====== DATA EXTRACT

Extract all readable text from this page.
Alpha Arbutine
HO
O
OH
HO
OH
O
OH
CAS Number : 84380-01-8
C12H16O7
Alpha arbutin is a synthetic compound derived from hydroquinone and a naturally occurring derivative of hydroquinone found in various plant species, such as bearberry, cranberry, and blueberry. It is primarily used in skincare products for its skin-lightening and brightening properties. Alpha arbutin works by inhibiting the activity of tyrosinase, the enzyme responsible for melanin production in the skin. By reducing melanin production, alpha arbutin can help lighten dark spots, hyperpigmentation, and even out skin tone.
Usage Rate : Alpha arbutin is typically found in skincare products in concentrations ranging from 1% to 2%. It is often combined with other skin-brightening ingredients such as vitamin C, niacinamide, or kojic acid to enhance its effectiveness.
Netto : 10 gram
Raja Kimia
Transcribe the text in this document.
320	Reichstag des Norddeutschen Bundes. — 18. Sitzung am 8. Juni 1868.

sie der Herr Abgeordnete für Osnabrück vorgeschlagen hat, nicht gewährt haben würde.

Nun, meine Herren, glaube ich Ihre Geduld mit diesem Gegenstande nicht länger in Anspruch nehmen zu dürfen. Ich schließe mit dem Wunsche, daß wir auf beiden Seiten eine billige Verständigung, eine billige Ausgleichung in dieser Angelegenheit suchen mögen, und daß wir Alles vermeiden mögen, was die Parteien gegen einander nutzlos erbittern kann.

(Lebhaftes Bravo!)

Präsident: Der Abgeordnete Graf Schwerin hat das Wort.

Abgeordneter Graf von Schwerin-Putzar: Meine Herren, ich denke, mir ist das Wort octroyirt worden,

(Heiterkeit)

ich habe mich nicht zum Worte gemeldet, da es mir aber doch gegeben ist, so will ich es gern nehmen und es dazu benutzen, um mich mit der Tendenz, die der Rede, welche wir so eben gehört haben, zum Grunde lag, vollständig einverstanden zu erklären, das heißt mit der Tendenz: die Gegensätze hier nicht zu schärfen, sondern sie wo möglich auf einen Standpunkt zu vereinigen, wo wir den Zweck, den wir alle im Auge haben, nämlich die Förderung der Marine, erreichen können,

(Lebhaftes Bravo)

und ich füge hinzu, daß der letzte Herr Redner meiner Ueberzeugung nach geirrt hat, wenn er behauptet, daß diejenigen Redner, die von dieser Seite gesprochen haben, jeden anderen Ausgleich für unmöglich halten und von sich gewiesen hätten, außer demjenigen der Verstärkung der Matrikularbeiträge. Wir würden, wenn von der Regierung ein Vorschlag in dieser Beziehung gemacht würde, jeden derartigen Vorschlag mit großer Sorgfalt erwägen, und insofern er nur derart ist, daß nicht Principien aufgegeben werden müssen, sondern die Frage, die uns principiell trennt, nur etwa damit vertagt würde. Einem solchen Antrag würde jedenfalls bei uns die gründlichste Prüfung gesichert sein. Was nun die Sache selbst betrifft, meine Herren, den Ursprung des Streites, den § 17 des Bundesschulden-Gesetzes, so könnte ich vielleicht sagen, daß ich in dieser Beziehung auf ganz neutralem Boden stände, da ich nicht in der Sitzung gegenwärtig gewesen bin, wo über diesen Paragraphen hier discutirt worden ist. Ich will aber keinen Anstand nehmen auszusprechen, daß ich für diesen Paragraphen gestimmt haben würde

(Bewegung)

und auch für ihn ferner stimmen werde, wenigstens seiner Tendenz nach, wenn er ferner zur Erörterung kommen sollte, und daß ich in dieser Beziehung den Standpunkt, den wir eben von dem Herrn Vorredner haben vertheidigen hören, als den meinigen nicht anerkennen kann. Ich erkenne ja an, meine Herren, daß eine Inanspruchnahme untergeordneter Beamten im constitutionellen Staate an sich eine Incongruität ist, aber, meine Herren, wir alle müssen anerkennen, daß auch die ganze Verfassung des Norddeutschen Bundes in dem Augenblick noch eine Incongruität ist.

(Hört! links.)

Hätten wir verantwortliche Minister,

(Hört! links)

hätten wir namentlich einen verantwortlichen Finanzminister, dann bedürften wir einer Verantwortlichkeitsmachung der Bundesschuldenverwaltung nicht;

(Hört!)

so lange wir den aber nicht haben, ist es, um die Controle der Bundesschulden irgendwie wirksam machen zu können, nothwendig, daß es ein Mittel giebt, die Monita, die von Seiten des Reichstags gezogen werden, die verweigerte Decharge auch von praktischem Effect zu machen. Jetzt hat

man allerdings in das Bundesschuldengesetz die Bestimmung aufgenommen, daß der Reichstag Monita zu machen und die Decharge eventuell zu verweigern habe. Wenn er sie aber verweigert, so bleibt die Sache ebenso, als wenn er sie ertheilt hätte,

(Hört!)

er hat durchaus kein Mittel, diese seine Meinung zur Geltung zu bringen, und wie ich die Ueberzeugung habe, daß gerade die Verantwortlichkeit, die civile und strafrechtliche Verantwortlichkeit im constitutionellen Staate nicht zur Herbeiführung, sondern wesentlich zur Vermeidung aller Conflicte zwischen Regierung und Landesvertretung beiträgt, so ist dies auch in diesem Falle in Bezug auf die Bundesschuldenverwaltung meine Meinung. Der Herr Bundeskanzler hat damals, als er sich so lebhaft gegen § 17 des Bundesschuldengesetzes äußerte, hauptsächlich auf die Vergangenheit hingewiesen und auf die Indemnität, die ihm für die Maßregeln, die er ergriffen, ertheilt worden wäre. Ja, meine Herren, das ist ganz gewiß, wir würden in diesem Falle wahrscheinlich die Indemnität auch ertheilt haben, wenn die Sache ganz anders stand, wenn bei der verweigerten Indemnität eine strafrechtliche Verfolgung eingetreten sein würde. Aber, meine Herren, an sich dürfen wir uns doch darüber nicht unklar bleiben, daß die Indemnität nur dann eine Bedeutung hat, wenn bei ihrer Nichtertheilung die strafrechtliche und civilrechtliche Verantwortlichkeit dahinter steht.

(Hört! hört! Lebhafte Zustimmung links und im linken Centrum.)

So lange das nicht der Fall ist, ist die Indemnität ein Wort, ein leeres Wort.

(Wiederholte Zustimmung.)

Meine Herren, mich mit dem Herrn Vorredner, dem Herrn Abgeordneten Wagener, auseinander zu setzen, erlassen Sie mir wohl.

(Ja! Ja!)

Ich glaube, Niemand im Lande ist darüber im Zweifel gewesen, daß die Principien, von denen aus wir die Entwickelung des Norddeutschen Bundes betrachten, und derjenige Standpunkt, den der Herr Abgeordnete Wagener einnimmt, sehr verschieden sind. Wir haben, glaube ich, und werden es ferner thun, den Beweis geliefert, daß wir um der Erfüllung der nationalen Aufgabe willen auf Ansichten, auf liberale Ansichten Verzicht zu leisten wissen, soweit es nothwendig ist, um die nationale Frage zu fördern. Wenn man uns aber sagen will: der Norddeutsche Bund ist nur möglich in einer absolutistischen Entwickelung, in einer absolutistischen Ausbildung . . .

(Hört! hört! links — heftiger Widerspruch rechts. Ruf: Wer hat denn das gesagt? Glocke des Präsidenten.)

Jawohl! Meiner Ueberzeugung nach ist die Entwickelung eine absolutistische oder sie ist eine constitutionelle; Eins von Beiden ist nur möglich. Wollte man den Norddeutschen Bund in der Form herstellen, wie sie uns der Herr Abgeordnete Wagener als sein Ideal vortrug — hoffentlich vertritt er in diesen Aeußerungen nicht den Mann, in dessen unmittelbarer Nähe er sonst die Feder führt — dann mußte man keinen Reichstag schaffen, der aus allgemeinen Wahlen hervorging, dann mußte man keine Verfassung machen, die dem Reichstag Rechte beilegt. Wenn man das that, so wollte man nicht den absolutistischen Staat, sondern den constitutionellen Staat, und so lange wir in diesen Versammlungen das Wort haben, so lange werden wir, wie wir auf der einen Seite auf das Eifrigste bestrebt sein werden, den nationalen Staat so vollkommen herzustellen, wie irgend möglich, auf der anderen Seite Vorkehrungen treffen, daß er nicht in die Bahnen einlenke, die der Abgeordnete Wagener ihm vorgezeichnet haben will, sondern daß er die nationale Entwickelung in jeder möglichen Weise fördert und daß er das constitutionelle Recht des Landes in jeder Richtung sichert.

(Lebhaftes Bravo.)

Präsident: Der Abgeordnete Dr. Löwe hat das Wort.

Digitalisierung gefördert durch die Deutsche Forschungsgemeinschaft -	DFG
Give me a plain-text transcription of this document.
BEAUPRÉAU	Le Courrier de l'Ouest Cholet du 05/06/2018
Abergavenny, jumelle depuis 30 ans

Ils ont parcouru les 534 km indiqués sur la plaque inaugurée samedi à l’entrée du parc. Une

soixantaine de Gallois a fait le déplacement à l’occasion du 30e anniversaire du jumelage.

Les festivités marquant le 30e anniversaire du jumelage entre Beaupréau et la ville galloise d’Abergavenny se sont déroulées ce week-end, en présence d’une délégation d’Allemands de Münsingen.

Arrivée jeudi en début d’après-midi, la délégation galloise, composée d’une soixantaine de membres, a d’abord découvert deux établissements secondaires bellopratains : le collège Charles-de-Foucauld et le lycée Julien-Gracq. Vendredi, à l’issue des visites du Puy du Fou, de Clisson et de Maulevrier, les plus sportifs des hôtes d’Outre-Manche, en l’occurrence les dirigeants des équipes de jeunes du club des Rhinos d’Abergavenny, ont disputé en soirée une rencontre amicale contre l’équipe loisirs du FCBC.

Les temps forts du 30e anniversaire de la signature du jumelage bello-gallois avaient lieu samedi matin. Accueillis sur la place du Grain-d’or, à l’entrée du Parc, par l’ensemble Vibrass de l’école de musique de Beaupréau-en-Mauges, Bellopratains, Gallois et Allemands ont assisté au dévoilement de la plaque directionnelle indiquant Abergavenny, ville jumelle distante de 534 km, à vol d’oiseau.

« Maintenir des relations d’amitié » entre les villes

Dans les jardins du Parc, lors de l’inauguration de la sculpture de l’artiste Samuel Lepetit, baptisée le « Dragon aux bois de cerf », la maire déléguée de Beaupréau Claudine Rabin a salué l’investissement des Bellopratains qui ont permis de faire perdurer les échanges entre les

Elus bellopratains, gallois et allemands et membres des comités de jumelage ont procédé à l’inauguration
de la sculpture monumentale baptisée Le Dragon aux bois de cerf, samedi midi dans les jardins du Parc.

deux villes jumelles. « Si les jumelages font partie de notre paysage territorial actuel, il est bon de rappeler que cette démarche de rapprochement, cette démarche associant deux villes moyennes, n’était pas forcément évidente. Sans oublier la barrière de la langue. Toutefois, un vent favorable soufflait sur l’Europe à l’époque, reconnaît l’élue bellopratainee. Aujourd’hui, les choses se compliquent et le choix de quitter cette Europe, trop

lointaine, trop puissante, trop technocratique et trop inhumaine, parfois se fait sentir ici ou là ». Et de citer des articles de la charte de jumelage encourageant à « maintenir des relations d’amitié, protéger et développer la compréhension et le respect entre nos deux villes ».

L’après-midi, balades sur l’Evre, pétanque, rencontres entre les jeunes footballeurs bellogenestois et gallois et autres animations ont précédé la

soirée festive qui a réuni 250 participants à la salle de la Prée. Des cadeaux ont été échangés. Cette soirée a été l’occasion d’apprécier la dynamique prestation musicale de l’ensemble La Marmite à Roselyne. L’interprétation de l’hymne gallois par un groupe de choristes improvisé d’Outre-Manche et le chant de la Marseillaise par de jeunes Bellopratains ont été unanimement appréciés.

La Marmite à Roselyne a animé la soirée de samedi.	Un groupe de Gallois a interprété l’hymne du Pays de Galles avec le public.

============

* WHAT THE EXERCISE ASKS: Find the word "hymne" in the entries and show each line where it is found.

* EXERCISE ANSWER:
soirée festive qui a réuni 250 participants à la salle de la Prée. Des cadeaux ont été échangés. Cette soirée a été l’occasion d’apprécier la dynamique prestation musicale de l’ensemble La Marmite à Roselyne. L’interprétation de l’hymne gallois par un groupe de choristes improvisé d’Outre-Manche et le chant de la Marseillaise par de jeunes Bellopratains ont été unanimement appréciés.
La Marmite à Roselyne a animé la soirée de samedi.	Un groupe de Gallois a interprété l’hymne du Pays de Galles avec le public.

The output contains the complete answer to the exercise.